→ **Document text**
Despite these attractive properties, magnesium hydride (MgH2) in its pure form is very stable and has very slow hydrogenation/dehydrogenation kinetics at temperatures less than 350 °C.8,9 Such serious drawbacks are considered as major barriers preventing the use of such an attractive metal hydride material for potential use in fuel cell applications.10,11 Since the 1990s, enormous efforts have been dedicated for improving the hydrogenation/dehydrogenation behaviors of MgH2, using pure metal catalysts,12,13 intermetallic compounds,14 metal oxides,15,16 carbides17 and different families of composite and nanocomposite materials.18–21 Recently, Shinde et al.22 demonstrated that successful self-assembly of MgH2 nanoparticles in activated carbon led to the improvement of the physical and chemical behavior of the hydride phase for achieving reversible hydrogen storage.
In parallel, it has been indicated by several researchers that long-term ball milling leads to the formation of metastable γ-MgH2 that possesses better hydrogenation/dehydrogenation kinetics when compared with the stable β-MgH2 phase.23,24 Sulaiman et al.25 reported that MgH2-X wt% potassium hexafluoronickelate(IV) (K2NiF6, X = 5, 10, 15, 20, and 50) nanocomposite systems showed fast hydrogenation/dehydrogenation kinetics with a low decomposition temperature. Yahya and Ismail have recently used a strontium titanate (SrTiO3) compound to reduce the dehydrogenation temperature of MgH2 to 275 °C.26 Xiao et al. proposed milling MgH2 powders with lithium chloride as an effective method for preparing MgH2 containing a large mole fraction (18 wt%) of γ-MgH2.27 Using a carbon-wrapped transition metal [cobalt/carbon (Co/C), nickel/carbon (Ni/C)] nanoparticles was first proposed by Huang et al., when they used this composite as a catalyst in MgH2 system with ball milling to improve its de/rehydrogenation kinetics and to decrease the decomposition temperature.28 It has been found that adding a small mole fraction (3 wt%) of another metal hydride system (titanium hydride, TiH2) to MgH2, leads to an enhancement of the kinetic behavior of MgH2 and minimizes its decomposition temperature.29 More recently, it has been demonstrated by Valentoni et al. that doping MgH2 with vanadium niobium oxide (VNbO5), a ternary oxide in the range 5, 10 and 15 wt%, leads to a significant reduction of the desorption temperature from 330 °C for the un-doped sample to 235 °C for the VNbO5-doped sample.30
Apart from using crystalline (long-range order) materials for improving the behavior of MgH2, in this paper the possibility of using short-range order (noncrystalline) titanium nickel (Ti2Ni) for enhancing the uptake/release kinetics at low temperature, ranging from 150 °C to 225 °C, is reported. In addition, the performance of MgH2 upon subjecting it to long-term charging/releasing long cycles was also investigated. In addition, the present research presents an interesting approach to fabricating a bulk MgH2 nanocomposite system, using a simple method, which is used for the first time, as far as the author knows. The results are discussed from the point of view of structure, morphology, thermal stability, and kinetics.

→ **Aim 1**
Set down the lines of the entries from the start through the line containing "panel-key-mirrored — [1696, 237, 1702, 244]", both ends included.
The records that follow have no connection to the text on magnesium hydride above.

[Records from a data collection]
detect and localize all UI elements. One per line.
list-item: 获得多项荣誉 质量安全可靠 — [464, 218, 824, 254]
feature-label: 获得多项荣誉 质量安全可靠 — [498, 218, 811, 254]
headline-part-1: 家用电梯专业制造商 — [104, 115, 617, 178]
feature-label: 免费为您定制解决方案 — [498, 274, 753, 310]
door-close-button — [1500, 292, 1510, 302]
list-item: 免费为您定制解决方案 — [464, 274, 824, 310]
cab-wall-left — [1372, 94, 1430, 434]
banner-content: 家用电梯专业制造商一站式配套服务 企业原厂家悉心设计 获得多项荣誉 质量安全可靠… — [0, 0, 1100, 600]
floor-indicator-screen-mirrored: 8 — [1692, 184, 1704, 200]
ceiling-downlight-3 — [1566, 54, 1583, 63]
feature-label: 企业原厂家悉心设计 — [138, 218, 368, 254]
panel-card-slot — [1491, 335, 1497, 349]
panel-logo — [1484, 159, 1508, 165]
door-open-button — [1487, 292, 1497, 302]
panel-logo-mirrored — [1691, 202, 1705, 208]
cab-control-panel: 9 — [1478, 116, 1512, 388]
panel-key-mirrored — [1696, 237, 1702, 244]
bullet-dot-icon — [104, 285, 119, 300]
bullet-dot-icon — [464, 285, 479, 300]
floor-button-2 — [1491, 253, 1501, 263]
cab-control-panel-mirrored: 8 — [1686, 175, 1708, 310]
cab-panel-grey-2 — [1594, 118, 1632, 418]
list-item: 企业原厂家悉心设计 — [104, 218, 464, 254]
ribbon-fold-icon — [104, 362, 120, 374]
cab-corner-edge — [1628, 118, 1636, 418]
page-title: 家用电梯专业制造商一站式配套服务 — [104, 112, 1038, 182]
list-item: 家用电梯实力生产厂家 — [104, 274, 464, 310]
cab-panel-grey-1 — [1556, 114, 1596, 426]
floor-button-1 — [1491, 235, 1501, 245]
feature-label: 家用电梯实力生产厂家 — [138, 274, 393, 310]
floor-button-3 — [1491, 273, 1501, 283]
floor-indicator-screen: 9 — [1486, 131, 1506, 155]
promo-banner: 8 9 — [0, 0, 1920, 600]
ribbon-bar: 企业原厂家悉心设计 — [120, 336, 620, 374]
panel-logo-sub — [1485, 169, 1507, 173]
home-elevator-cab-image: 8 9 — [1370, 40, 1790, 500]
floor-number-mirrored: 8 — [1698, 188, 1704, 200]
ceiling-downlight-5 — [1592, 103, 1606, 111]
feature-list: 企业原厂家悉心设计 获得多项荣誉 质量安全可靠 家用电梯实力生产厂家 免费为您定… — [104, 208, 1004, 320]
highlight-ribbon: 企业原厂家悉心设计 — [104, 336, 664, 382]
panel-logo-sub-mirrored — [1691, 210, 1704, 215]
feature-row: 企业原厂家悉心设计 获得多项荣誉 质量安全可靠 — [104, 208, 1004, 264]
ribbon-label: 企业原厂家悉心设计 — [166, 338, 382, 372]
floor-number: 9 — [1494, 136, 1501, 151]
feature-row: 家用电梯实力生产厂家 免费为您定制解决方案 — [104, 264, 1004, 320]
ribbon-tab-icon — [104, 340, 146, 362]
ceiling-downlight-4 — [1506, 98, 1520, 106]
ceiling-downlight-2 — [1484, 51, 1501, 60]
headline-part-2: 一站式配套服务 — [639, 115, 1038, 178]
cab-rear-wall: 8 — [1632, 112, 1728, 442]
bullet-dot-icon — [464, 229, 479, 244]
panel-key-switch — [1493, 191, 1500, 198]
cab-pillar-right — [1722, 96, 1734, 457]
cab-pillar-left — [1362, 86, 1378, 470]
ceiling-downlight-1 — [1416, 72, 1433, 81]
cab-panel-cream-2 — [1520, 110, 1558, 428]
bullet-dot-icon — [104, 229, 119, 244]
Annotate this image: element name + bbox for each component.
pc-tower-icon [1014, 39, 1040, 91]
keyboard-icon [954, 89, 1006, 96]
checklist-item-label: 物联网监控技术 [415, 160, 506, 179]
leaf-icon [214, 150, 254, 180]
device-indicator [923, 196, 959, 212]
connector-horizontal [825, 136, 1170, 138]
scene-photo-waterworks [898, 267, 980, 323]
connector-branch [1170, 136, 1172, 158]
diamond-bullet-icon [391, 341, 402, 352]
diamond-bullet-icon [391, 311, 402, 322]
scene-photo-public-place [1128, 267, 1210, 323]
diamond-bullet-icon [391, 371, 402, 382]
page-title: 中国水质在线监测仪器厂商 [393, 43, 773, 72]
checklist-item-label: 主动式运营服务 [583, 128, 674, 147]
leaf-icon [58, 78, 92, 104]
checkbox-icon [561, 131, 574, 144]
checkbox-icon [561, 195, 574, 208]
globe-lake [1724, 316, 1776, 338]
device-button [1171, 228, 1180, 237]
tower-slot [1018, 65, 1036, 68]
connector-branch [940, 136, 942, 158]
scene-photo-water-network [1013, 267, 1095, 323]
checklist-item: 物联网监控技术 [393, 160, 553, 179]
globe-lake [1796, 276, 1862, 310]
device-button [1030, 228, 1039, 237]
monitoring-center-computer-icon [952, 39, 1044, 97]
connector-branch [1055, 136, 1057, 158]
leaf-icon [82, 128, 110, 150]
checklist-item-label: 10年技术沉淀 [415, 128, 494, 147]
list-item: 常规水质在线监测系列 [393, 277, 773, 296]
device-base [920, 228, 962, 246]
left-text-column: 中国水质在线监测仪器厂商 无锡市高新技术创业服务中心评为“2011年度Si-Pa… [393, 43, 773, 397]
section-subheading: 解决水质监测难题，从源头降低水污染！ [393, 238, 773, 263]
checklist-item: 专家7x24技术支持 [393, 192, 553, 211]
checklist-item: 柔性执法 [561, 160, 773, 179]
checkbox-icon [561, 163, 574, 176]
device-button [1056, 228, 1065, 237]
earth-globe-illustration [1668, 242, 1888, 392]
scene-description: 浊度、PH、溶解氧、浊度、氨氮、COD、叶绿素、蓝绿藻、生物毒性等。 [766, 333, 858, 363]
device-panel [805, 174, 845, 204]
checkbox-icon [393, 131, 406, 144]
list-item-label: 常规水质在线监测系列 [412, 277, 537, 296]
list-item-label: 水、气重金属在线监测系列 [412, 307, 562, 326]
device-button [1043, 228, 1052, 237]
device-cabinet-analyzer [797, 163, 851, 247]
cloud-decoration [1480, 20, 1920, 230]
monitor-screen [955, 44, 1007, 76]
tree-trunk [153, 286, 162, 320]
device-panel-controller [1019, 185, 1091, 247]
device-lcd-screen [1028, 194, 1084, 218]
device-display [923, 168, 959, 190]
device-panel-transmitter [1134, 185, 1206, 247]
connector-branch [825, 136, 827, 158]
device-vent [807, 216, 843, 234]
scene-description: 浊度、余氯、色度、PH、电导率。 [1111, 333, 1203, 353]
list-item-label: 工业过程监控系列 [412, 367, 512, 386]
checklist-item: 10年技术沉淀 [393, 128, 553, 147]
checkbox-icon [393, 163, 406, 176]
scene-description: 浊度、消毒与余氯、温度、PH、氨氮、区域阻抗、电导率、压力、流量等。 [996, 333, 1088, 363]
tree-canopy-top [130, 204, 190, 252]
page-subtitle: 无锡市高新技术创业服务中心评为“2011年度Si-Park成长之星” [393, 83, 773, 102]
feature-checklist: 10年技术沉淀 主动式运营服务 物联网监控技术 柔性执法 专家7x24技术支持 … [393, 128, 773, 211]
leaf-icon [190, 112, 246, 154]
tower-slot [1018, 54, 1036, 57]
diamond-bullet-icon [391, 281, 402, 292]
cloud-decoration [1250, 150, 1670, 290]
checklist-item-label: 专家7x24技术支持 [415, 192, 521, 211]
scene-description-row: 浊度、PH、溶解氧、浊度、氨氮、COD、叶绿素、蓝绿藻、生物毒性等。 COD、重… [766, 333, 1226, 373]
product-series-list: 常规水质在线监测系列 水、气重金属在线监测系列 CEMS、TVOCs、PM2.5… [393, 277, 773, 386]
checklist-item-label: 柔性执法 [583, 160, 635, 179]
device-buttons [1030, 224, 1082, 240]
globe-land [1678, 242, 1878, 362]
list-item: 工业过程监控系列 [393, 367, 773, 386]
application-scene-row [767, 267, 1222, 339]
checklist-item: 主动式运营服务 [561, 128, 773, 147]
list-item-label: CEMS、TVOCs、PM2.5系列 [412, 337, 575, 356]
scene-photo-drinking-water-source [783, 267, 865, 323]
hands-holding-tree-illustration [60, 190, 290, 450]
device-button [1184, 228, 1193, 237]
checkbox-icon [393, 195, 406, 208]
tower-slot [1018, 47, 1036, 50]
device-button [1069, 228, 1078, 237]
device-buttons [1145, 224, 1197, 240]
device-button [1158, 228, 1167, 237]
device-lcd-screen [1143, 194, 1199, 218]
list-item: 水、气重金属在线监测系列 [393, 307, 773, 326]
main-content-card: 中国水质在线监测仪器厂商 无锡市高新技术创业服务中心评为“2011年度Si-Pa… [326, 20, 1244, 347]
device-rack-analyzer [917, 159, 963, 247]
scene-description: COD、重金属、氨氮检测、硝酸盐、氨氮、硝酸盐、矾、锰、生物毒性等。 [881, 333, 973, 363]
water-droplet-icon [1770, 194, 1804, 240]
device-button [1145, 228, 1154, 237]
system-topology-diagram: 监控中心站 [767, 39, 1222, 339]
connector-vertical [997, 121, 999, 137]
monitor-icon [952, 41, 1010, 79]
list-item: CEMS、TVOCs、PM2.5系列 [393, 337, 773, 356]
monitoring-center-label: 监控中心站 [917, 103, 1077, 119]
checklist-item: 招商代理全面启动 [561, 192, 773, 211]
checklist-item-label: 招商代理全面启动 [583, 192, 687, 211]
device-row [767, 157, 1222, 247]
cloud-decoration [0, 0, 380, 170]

→ **Aim 2**
From the text on magnesium hydride, extract the stretch from "Despite these attractive" through "reversible hydrogen storage." word for word.

→ **Exercise solution 1**
detect and localize all UI elements. One per line.
list-item: 获得多项荣誉 质量安全可靠 — [464, 218, 824, 254]
feature-label: 获得多项荣誉 质量安全可靠 — [498, 218, 811, 254]
headline-part-1: 家用电梯专业制造商 — [104, 115, 617, 178]
feature-label: 免费为您定制解决方案 — [498, 274, 753, 310]
door-close-button — [1500, 292, 1510, 302]
list-item: 免费为您定制解决方案 — [464, 274, 824, 310]
cab-wall-left — [1372, 94, 1430, 434]
banner-content: 家用电梯专业制造商一站式配套服务 企业原厂家悉心设计 获得多项荣誉 质量安全可靠… — [0, 0, 1100, 600]
floor-indicator-screen-mirrored: 8 — [1692, 184, 1704, 200]
ceiling-downlight-3 — [1566, 54, 1583, 63]
feature-label: 企业原厂家悉心设计 — [138, 218, 368, 254]
panel-card-slot — [1491, 335, 1497, 349]
panel-logo — [1484, 159, 1508, 165]
door-open-button — [1487, 292, 1497, 302]
panel-logo-mirrored — [1691, 202, 1705, 208]
cab-control-panel: 9 — [1478, 116, 1512, 388]
panel-key-mirrored — [1696, 237, 1702, 244]

→ **Exercise solution 2**
Despite these attractive properties, magnesium hydride (MgH2) in its pure form is very stable and has very slow hydrogenation/dehydrogenation kinetics at temperatures less than 350 °C.8,9 Such serious drawbacks are considered as major barriers preventing the use of such an attractive metal hydride material for potential use in fuel cell applications.10,11 Since the 1990s, enormous efforts have been dedicated for improving the hydrogenation/dehydrogenation behaviors of MgH2, using pure metal catalysts,12,13 intermetallic compounds,14 metal oxides,15,16 carbides17 and different families of composite and nanocomposite materials.18–21 Recently, Shinde et al.22 demonstrated that successful self-assembly of MgH2 nanoparticles in activated carbon led to the improvement of the physical and chemical behavior of the hydride phase for achieving reversible hydrogen storage.